◆ **Work required**
All lines in the data bearing the string "informacji" should be identified and copied.
--- start Data records ---
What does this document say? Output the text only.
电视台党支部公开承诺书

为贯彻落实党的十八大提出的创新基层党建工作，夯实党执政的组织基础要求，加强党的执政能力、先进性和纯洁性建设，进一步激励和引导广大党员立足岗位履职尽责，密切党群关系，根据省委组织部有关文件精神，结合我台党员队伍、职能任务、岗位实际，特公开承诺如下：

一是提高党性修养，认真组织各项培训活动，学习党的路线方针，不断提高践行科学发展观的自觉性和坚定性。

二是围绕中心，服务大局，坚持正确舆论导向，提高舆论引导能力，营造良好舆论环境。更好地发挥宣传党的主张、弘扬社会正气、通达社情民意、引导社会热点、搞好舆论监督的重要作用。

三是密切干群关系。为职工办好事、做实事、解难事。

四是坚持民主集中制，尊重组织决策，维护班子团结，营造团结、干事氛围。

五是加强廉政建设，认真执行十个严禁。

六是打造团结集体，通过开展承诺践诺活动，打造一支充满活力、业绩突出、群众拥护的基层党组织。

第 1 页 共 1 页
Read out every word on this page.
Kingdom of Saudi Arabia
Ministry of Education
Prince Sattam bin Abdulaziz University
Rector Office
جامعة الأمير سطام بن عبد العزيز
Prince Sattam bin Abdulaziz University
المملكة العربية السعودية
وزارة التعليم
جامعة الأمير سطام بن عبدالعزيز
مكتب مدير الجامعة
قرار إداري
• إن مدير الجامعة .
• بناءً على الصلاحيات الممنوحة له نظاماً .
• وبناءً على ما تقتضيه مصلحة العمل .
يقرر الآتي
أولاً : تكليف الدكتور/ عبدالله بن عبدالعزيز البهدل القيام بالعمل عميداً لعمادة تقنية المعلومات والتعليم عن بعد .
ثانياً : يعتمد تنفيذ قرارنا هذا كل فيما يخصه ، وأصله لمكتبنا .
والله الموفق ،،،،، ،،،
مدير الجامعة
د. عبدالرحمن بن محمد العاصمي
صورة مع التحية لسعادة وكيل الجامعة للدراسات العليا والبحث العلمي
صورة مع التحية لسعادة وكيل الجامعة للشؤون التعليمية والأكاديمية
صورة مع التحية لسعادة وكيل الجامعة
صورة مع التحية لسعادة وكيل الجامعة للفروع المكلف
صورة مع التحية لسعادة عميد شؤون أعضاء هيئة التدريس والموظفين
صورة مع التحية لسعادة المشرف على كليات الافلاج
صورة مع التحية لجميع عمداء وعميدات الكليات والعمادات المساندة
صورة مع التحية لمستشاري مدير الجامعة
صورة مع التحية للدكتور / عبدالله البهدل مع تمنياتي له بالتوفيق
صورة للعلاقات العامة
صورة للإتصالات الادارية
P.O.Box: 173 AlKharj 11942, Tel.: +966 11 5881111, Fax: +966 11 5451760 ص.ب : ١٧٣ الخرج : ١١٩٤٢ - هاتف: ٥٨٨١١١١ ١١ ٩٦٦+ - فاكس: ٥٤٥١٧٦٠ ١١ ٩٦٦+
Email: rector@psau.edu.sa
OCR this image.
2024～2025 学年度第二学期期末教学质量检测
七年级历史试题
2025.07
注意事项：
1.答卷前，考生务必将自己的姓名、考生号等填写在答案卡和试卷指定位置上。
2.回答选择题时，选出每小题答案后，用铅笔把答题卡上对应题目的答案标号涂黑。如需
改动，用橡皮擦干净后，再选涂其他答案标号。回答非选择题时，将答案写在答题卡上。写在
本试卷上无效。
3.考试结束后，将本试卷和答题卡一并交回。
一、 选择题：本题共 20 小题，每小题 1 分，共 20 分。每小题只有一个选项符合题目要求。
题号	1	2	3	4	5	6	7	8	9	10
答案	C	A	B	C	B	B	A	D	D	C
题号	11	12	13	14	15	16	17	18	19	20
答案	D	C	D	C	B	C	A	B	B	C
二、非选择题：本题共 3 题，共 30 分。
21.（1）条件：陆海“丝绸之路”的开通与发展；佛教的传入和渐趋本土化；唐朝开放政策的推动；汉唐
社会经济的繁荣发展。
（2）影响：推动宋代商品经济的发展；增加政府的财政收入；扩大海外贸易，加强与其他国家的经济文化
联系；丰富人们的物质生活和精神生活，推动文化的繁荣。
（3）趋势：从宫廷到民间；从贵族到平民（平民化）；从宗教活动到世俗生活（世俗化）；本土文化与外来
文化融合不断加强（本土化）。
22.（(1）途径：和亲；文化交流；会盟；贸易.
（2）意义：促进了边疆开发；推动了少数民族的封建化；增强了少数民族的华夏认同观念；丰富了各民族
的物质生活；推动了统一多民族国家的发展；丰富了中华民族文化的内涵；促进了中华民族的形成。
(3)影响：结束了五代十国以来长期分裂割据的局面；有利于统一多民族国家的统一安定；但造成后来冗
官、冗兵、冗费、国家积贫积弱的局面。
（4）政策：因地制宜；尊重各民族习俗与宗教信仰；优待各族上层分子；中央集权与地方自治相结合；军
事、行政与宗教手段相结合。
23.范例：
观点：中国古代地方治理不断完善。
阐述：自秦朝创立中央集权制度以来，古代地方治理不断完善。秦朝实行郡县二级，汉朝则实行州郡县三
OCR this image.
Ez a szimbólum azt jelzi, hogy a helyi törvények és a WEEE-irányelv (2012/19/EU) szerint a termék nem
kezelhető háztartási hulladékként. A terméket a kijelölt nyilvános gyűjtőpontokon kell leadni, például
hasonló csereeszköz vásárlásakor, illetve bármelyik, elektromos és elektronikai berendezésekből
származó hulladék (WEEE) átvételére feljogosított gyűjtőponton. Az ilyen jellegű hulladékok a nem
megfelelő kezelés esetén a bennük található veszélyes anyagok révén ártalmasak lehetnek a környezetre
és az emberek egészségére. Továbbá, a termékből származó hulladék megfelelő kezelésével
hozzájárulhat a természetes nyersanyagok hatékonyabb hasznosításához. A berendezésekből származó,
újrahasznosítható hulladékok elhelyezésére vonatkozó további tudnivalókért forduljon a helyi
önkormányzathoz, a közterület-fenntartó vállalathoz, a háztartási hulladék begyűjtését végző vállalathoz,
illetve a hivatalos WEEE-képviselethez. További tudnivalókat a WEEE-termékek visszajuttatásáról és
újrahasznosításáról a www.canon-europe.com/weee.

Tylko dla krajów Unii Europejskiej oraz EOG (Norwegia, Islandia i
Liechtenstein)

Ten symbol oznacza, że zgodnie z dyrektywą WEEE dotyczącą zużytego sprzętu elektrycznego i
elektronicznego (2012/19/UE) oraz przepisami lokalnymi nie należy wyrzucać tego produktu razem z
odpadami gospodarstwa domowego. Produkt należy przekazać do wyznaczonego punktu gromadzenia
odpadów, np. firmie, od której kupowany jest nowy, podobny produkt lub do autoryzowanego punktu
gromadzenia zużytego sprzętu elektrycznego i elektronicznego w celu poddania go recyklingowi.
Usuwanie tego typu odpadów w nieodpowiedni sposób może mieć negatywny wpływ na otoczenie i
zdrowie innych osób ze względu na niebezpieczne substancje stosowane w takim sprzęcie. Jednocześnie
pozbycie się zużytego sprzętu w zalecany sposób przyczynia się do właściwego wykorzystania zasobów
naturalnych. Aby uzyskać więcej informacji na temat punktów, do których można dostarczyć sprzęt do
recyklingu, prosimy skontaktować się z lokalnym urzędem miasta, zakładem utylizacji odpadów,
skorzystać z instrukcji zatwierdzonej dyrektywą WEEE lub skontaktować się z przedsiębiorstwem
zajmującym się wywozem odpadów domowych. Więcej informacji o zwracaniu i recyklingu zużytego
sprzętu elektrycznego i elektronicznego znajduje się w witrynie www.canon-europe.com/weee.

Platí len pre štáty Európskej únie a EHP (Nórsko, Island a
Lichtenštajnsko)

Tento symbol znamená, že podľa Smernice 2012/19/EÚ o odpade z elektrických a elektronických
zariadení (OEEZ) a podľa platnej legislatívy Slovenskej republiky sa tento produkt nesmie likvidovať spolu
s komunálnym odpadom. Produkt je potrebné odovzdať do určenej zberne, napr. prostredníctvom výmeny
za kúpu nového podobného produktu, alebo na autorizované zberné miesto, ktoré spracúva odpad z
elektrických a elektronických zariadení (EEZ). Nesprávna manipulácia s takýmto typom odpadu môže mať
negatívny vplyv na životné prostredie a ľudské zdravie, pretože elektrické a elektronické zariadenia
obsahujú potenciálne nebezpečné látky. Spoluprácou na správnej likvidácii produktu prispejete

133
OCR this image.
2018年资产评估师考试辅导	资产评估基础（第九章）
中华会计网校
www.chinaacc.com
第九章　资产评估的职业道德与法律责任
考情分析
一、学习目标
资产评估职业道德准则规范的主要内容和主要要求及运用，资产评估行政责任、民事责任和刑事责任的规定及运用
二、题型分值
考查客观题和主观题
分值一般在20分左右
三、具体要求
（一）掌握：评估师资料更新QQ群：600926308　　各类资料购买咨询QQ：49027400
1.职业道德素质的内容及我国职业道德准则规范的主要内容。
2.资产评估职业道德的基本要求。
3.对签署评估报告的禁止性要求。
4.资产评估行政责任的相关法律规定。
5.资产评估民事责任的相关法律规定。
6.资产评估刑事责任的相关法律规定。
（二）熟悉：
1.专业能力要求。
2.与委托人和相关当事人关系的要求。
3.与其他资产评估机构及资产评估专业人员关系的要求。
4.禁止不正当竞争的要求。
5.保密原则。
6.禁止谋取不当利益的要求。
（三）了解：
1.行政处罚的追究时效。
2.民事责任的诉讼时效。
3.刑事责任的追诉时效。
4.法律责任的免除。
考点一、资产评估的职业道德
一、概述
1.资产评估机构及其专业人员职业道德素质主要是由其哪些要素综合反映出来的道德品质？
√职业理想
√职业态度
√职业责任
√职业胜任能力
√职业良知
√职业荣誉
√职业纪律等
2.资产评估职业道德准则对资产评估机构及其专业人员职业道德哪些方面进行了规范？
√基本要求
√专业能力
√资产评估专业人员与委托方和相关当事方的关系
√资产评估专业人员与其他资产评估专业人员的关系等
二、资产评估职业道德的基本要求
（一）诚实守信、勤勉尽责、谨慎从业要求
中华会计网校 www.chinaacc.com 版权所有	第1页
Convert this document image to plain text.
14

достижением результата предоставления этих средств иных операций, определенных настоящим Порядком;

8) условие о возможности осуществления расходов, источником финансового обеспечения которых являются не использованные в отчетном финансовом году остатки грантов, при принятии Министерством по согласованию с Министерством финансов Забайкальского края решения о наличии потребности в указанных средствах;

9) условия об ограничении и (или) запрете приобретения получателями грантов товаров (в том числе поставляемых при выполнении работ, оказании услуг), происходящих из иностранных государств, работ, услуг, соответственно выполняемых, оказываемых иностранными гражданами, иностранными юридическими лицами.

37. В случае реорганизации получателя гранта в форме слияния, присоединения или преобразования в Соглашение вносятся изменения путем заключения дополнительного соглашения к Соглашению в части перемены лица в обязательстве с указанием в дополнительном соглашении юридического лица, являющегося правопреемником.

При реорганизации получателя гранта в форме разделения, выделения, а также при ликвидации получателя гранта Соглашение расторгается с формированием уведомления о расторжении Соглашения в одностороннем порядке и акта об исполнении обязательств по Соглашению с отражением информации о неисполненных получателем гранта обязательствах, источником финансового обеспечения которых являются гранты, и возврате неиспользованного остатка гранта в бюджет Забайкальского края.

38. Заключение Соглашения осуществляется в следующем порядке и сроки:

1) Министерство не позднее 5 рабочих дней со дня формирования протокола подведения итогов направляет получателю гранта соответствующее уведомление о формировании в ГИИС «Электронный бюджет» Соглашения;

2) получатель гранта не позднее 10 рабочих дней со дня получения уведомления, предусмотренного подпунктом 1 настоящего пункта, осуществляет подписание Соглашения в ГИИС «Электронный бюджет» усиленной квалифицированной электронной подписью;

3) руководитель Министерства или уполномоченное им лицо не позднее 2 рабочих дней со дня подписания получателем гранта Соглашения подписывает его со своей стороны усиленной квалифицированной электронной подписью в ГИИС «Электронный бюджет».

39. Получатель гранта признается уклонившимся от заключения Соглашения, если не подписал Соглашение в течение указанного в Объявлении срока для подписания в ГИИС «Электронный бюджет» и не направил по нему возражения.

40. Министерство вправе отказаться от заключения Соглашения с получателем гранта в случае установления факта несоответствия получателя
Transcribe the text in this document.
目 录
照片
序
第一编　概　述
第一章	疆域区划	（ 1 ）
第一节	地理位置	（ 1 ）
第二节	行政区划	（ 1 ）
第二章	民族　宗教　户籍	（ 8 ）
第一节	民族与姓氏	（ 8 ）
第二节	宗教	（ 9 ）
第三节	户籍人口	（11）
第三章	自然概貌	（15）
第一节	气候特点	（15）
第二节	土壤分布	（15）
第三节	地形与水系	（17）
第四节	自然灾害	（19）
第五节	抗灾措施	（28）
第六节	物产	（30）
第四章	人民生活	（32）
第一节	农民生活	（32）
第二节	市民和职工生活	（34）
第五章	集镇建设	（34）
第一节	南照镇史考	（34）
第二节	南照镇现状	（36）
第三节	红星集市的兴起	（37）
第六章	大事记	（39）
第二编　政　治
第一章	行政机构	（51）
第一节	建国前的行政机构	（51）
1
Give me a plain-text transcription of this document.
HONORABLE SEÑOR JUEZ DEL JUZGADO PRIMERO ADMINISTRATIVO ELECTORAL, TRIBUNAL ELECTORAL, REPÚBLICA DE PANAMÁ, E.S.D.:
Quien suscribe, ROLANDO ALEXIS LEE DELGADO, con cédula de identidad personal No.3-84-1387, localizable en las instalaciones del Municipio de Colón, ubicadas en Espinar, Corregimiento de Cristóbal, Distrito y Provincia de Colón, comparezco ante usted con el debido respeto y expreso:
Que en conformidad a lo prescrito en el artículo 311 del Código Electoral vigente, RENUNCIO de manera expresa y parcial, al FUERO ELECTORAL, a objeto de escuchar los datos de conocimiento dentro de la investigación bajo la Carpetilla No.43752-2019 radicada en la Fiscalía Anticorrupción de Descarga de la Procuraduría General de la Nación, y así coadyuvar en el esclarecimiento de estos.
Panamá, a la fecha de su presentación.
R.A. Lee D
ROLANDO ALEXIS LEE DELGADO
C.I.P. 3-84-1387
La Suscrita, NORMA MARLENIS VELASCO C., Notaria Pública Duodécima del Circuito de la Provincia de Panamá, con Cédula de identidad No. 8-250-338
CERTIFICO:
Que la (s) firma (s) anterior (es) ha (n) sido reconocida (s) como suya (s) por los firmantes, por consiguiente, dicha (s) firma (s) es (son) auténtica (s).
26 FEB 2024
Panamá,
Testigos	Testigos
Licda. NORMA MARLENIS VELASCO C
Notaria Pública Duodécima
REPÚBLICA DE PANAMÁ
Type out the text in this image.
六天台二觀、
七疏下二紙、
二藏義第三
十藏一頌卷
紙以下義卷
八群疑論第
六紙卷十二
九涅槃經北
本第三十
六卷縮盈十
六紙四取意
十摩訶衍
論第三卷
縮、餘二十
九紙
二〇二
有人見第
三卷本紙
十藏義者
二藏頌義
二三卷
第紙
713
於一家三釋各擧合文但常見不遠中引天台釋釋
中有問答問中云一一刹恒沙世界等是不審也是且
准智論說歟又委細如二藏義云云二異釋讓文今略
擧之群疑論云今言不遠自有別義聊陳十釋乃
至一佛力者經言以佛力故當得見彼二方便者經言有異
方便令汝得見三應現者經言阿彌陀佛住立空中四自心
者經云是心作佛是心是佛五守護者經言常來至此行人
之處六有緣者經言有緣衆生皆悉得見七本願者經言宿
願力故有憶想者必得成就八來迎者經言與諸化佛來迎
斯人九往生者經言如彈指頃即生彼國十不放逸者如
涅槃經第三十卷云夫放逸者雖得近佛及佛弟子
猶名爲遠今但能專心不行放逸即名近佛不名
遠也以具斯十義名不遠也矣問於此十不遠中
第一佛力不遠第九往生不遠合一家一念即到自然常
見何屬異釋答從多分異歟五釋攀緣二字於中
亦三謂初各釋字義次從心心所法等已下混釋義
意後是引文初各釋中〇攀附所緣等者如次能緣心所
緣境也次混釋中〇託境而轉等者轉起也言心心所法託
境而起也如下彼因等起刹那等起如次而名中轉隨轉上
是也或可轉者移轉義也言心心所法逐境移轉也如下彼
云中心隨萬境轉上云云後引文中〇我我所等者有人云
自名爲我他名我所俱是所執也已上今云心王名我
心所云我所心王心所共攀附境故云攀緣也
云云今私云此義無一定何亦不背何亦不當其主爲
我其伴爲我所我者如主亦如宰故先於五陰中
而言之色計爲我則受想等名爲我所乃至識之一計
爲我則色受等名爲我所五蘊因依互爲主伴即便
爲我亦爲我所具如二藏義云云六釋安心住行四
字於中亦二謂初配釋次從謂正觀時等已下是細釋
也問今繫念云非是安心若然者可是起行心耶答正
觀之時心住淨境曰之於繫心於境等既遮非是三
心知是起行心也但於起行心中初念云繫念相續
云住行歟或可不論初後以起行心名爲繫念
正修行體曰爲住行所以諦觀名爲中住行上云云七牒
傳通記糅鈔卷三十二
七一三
--- end Data records ---
◆ **Task result**
naturalnych. Aby uzyskać więcej informacji na temat punktów, do których można dostarczyć sprzęt do
zajmującym się wywozem odpadów domowych. Więcej informacji o zwracaniu i recyklingu zużytego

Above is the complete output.